### [Aufgabenstellung 1]
Beantworten Sie anhand des Textes über die Nibelungen-Festspiele die folgenden Fragen:
(a) In welchem Zeitraum geht es auf der Freilichtbühne um Gewalt?
(b) Wie heißt der Intendant, der sich zur Inszenierung äußert?
(c) Wen heiratet Kriemhild, um Rache zu üben?
### [Aufgabenstellung 2]
Bearbeiten Sie den Text über die Nibelungen-Festspiele: Geben Sie den Abschnitt von „Das Taglicht schwindet“ bis einschließlich „die ungefragt nimmt.“ wieder und setzen Sie dabei „Open-Air-Bühne“ an die Stelle von „Freilichtbühne“.

### [Vorliegender Text]
Ein Sommermärchen wird es nicht. Bei den bevorstehenden Nibelungen-Festspielen zerlegt Roland Schimmelpfennig den Mythos von Siegfried und Hagen. Es ist ein düsterer Blick auf Macht und Männlichkeit.
Das Taglicht schwindet – und mit ihm jede Illusion. Es wird kein Sommermärchen, wenn die Nibelungen-Festspiele in Worms in wenigen Wochen feierlich ihr neues Stück „See aus Asche“ präsentieren. Eher eine Abrechnung. „Die Geschichte geht in die Dunkelheit“, sagt Autor Roland Schimmelpfennig, und er meint nicht nur die während des Stücks versinkende Abendsonne. Auf der Freilichtbühne geht es vom 11. bis 27. Juli um Gewalt. Und um Machtmissbrauch. Und um eine Männlichkeit, die ungefragt nimmt.
Die Geschichte um Drachentöter Siegfried und seinen Mörder Hagen mag alt sein. Die Fragen, die sie aufwirft, sind es nicht. Schimmelpfennig, einer der meistgespielten Gegenwartsdramatiker Deutschlands, will keine Ritterspiele. Er bringt die Figuren „radikal ins Jetzt“ – mit ihrer Grobheit, Gier, Kälte. „Ein verrückter Stoff. Alles sehr irrational und emotional. Auch radikal und düster.“ Es klingt wie eine Warnung. „Manchmal wird einem ein bisschen schwindlig.“
Keine Helden, nur Abgründe
Für Intendant Nico Hofmann ist das der Clou dieser Inszenierung: „Es geht nicht um Heldenpathos, sondern um Männerbilder, um Frauenrollen, um Macht. Das ist in der Form, mit dieser poetischen Schärfe, neu.“ Dass Schimmelpfennig den antiken Stoff ernst nimmt, ihm aber eine neue Tonlage verleiht – darin liegt für Hofmann der Reiz. „Es ist der Versuch, in eine hochpolitische Gegenwart zu sprechen, ohne in Sinnbildern zu ersticken.“
Das Nibelungenlied gilt als eine der Lieblingssagen der Deutschen und erzählt die Geschichte von Siegfried, der durch eine Tarnkappe unbesiegbar wird und den Schatz der Nibelungen erlangt. Er kommt nach Worms, hilft König Gunther beim Bezwingen von Königin Brunhild und heiratet dessen Schwester Kriemhild.
Ein Streit zwischen Brunhild und Kriemhild führt zu Siegfrieds Ermordung durch Hagen. Kriemhild heiratet den Hunnenkönig Etzel, um Rache zu üben, und lockt ihre Verwandten an seinen Hof. Dort entfesselt sie ein Blutbad, bei dem fast alle Burgunder sterben, bevor sie selbst getötet wird.

### [Bereitgestelltes Material]
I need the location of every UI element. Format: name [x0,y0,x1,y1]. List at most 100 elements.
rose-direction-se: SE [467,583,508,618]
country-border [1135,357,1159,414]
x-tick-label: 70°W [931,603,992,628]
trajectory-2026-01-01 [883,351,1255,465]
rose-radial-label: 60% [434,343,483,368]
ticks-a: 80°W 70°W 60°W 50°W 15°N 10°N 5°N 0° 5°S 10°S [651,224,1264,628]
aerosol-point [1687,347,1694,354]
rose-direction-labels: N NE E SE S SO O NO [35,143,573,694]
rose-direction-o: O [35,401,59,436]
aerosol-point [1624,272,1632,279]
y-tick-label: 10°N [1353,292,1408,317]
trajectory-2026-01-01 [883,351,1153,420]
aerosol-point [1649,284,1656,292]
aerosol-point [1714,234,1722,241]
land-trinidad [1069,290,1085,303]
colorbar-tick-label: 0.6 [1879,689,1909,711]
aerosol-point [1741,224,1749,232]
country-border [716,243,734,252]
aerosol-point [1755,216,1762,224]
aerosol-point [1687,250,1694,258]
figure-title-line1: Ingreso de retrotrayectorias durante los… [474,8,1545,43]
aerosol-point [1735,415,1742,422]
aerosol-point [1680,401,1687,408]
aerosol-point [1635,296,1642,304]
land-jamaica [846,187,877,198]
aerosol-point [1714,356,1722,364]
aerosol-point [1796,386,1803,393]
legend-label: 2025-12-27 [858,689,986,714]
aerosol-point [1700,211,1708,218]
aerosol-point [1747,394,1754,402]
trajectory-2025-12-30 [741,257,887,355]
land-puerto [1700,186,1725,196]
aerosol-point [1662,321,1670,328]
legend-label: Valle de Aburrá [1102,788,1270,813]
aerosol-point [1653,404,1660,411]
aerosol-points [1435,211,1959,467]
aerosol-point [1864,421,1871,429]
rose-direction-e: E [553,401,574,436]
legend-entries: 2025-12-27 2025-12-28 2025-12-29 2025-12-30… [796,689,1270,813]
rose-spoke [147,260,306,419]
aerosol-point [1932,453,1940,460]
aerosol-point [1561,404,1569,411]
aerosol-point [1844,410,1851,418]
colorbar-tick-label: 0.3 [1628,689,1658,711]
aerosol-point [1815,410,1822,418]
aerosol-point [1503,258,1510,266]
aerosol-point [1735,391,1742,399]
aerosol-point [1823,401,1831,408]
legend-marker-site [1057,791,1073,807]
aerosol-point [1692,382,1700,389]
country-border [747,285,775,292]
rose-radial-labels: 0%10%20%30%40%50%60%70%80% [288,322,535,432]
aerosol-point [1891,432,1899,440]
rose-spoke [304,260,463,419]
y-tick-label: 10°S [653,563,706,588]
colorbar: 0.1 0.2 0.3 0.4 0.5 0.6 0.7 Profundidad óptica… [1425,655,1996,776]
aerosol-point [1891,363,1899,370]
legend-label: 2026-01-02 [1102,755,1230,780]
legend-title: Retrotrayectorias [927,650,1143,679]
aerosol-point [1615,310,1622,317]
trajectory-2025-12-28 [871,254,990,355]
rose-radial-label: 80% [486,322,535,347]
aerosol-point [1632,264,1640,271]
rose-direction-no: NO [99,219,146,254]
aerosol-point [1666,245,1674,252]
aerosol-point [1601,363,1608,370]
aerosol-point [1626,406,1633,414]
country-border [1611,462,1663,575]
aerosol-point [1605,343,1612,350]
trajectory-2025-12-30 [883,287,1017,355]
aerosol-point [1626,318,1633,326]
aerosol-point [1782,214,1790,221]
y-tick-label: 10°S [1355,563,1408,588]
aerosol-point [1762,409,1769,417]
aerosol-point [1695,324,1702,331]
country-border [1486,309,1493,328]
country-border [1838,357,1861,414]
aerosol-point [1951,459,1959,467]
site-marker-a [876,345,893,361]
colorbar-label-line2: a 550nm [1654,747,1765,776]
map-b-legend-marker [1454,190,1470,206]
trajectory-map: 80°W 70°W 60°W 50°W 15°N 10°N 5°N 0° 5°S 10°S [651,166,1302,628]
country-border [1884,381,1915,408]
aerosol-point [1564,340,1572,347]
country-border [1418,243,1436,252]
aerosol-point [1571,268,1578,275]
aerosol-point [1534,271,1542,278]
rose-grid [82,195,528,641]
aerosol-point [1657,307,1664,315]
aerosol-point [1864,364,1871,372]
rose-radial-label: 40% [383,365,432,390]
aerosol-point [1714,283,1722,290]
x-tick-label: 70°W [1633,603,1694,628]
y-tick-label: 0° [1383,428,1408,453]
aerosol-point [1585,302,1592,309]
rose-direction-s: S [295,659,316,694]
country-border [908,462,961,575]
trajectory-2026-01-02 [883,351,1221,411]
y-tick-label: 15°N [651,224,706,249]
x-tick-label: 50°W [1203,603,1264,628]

### [Lösung 1]
(a) Vom 11. bis 27. Juli.
(b) Nico Hofmann.
(c) Den Hunnenkönig Etzel.

### [Lösung 2]
Das Taglicht schwindet – und mit ihm jede Illusion. Es wird kein Sommermärchen, wenn die Nibelungen-Festspiele in Worms in wenigen Wochen feierlich ihr neues Stück „See aus Asche“ präsentieren. Eher eine Abrechnung. „Die Geschichte geht in die Dunkelheit“, sagt Autor Roland Schimmelpfennig, und er meint nicht nur die während des Stücks versinkende Abendsonne. Auf der Open-Air-Bühne geht es vom 11. bis 27. Juli um Gewalt. Und um Machtmissbrauch. Und um eine Männlichkeit, die ungefragt nimmt.